------ DATA EXCERPTS
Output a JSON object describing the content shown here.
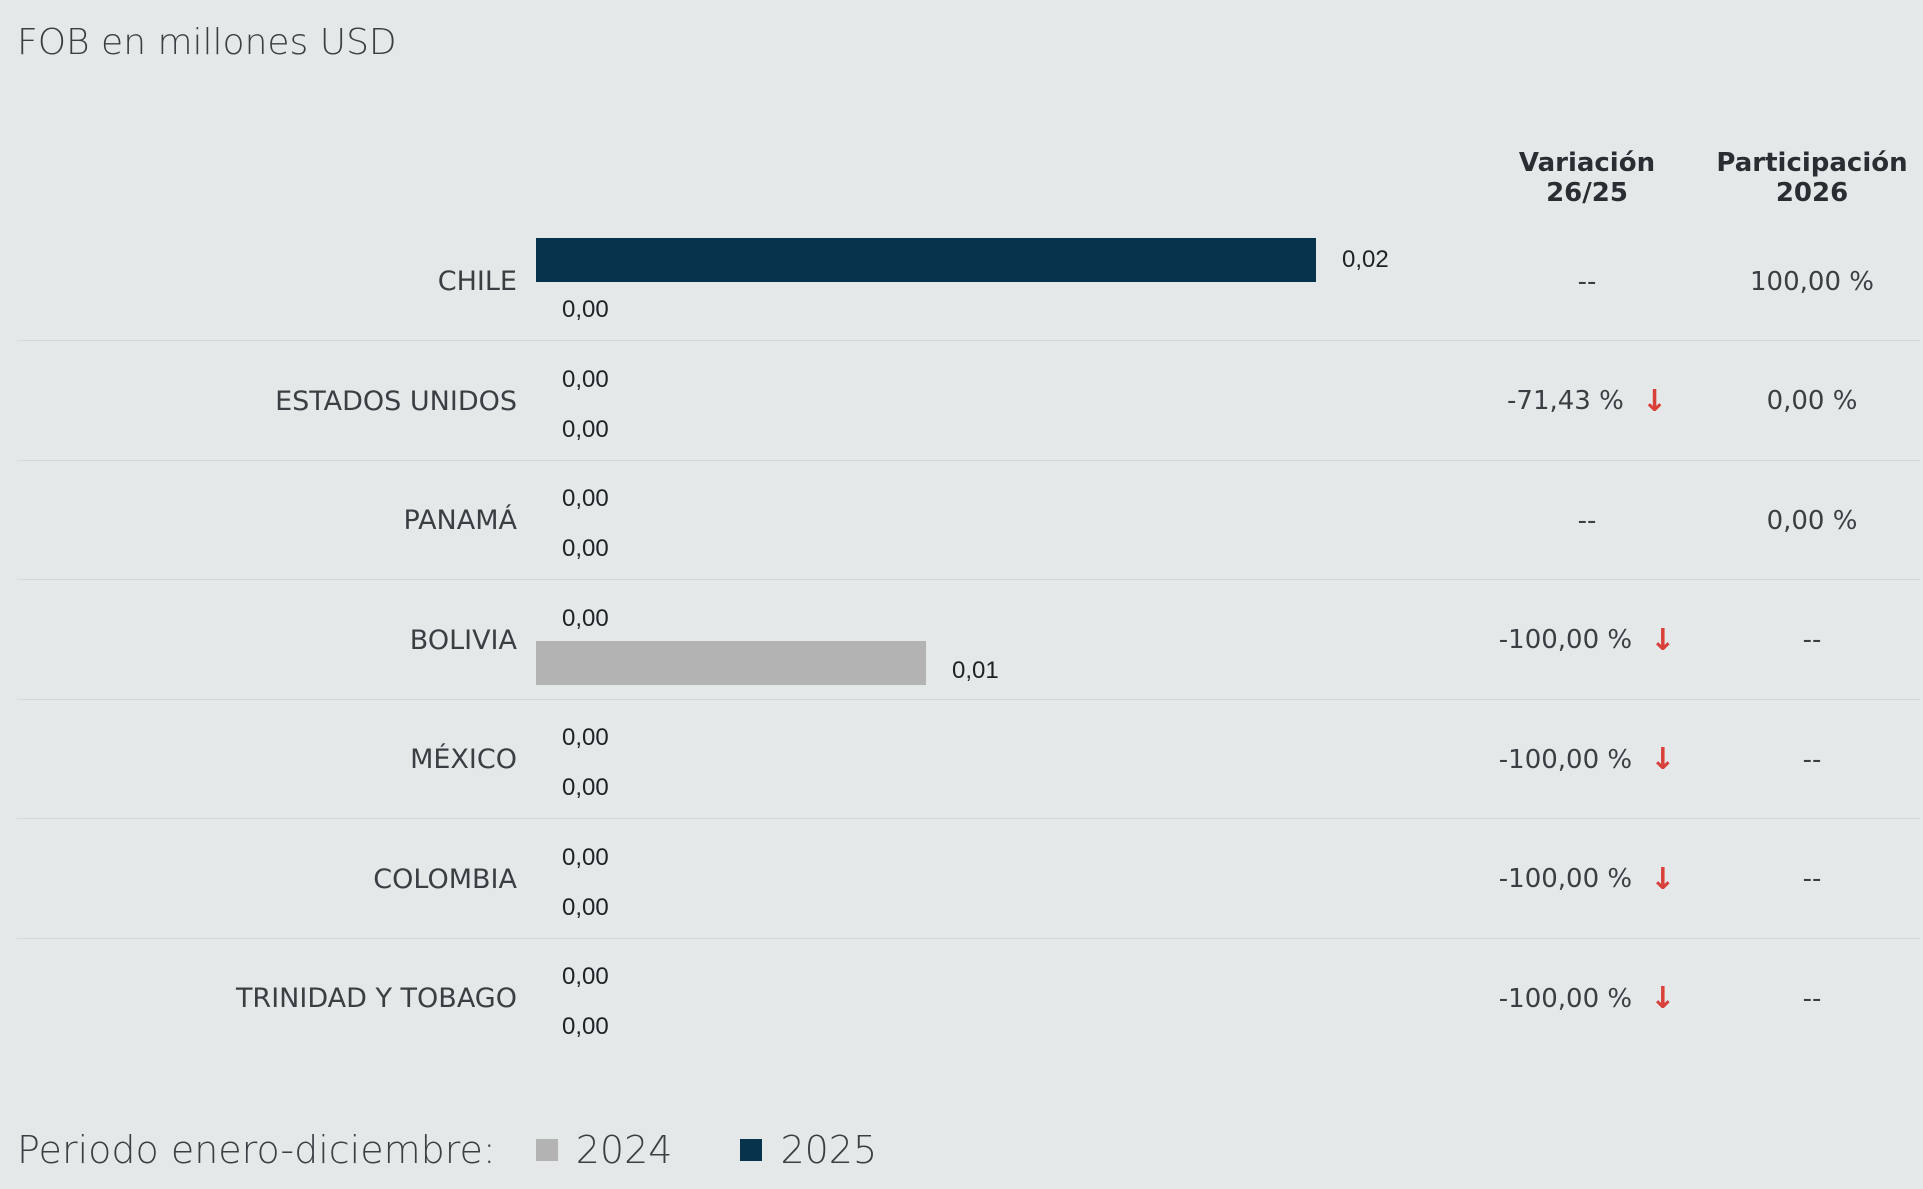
{
  "subtitle": "FOB en millones USD",
  "columns": {
    "variacion": "Variación 26/25",
    "variacion_l1": "Variación",
    "variacion_l2": "26/25",
    "participacion": "Participación 2026",
    "participacion_l1": "Participación",
    "participacion_l2": "2026"
  },
  "colors": {
    "series_2025": "#07334d",
    "series_2024": "#b3b3b3",
    "down_arrow": "#d9403a"
  },
  "icons": {
    "down": "arrow-down-icon"
  },
  "legend": {
    "label": "Periodo enero-diciembre:",
    "items": [
      "2024",
      "2025"
    ]
  },
  "chart_data": {
    "type": "bar",
    "orientation": "horizontal",
    "categories": [
      "CHILE",
      "ESTADOS UNIDOS",
      "PANAMÁ",
      "BOLIVIA",
      "MÉXICO",
      "COLOMBIA",
      "TRINIDAD Y TOBAGO"
    ],
    "series": [
      {
        "name": "2025",
        "values": [
          0.02,
          0.0,
          0.0,
          0.0,
          0.0,
          0.0,
          0.0
        ],
        "labels": [
          "0,02",
          "0,00",
          "0,00",
          "0,00",
          "0,00",
          "0,00",
          "0,00"
        ]
      },
      {
        "name": "2024",
        "values": [
          0.0,
          0.0,
          0.0,
          0.01,
          0.0,
          0.0,
          0.0
        ],
        "labels": [
          "0,00",
          "0,00",
          "0,00",
          "0,01",
          "0,00",
          "0,00",
          "0,00"
        ]
      }
    ],
    "xlim": [
      0,
      0.02
    ],
    "variacion": [
      "--",
      "-71,43 %",
      "--",
      "-100,00 %",
      "-100,00 %",
      "-100,00 %",
      "-100,00 %"
    ],
    "variacion_down": [
      false,
      true,
      false,
      true,
      true,
      true,
      true
    ],
    "participacion": [
      "100,00 %",
      "0,00 %",
      "0,00 %",
      "--",
      "--",
      "--",
      "--"
    ],
    "legend_position": "bottom-left",
    "grid": false
  }
}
------------
■ TASK DESCRIPTION ■
Transcribe all the data word for word; the images stay out.

■ RESPONSE TO THE TASK ■
Output a JSON object describing the content shown here.
{
  "subtitle": "FOB en millones USD",
  "columns": {
    "variacion": "Variación 26/25",
    "variacion_l1": "Variación",
    "variacion_l2": "26/25",
    "participacion": "Participación 2026",
    "participacion_l1": "Participación",
    "participacion_l2": "2026"
  },
  "colors": {
    "series_2025": "#07334d",
    "series_2024": "#b3b3b3",
    "down_arrow": "#d9403a"
  },
  "icons": {
    "down": "arrow-down-icon"
  },
  "legend": {
    "label": "Periodo enero-diciembre:",
    "items": [
      "2024",
      "2025"
    ]
  },
  "chart_data": {
    "type": "bar",
    "orientation": "horizontal",
    "categories": [
      "CHILE",
      "ESTADOS UNIDOS",
      "PANAMÁ",
      "BOLIVIA",
      "MÉXICO",
      "COLOMBIA",
      "TRINIDAD Y TOBAGO"
    ],
    "series": [
      {
        "name": "2025",
        "values": [
          0.02,
          0.0,
          0.0,
          0.0,
          0.0,
          0.0,
          0.0
        ],
        "labels": [
          "0,02",
          "0,00",
          "0,00",
          "0,00",
          "0,00",
          "0,00",
          "0,00"
        ]
      },
      {
        "name": "2024",
        "values": [
          0.0,
          0.0,
          0.0,
          0.01,
          0.0,
          0.0,
          0.0
        ],
        "labels": [
          "0,00",
          "0,00",
          "0,00",
          "0,01",
          "0,00",
          "0,00",
          "0,00"
        ]
      }
    ],
    "xlim": [
      0,
      0.02
    ],
    "variacion": [
      "--",
      "-71,43 %",
      "--",
      "-100,00 %",
      "-100,00 %",
      "-100,00 %",
      "-100,00 %"
    ],
    "variacion_down": [
      false,
      true,
      false,
      true,
      true,
      true,
      true
    ],
    "participacion": [
      "100,00 %",
      "0,00 %",
      "0,00 %",
      "--",
      "--",
      "--",
      "--"
    ],
    "legend_position": "bottom-left",
    "grid": false
  }
}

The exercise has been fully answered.